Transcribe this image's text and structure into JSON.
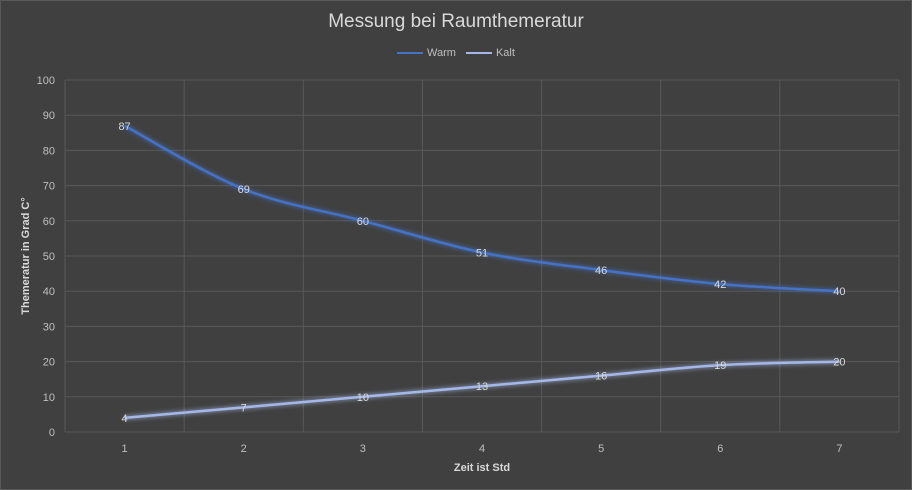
{
  "chart_data": {
    "type": "line",
    "title": "Messung bei Raumthemeratur",
    "xlabel": "Zeit ist Std",
    "ylabel": "Themeratur in Grad C°",
    "x": [
      1,
      2,
      3,
      4,
      5,
      6,
      7
    ],
    "ylim": [
      0,
      100
    ],
    "yticks": [
      0,
      10,
      20,
      30,
      40,
      50,
      60,
      70,
      80,
      90,
      100
    ],
    "grid": true,
    "legend_position": "top",
    "series": [
      {
        "name": "Warm",
        "values": [
          87,
          69,
          60,
          51,
          46,
          42,
          40
        ],
        "color": "#4472c4"
      },
      {
        "name": "Kalt",
        "values": [
          4,
          7,
          10,
          13,
          16,
          19,
          20
        ],
        "color": "#a5b7e6"
      }
    ]
  }
}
========
## Stated task
Output the data exactly. Pictures don't belong in the result.

## Reply
Transcribe this image's text and structure into JSON.
{
  "chart_data": {
    "type": "line",
    "title": "Messung bei Raumthemeratur",
    "xlabel": "Zeit ist Std",
    "ylabel": "Themeratur in Grad C°",
    "x": [
      1,
      2,
      3,
      4,
      5,
      6,
      7
    ],
    "ylim": [
      0,
      100
    ],
    "yticks": [
      0,
      10,
      20,
      30,
      40,
      50,
      60,
      70,
      80,
      90,
      100
    ],
    "grid": true,
    "legend_position": "top",
    "series": [
      {
        "name": "Warm",
        "values": [
          87,
          69,
          60,
          51,
          46,
          42,
          40
        ],
        "color": "#4472c4"
      },
      {
        "name": "Kalt",
        "values": [
          4,
          7,
          10,
          13,
          16,
          19,
          20
        ],
        "color": "#a5b7e6"
      }
    ]
  }
}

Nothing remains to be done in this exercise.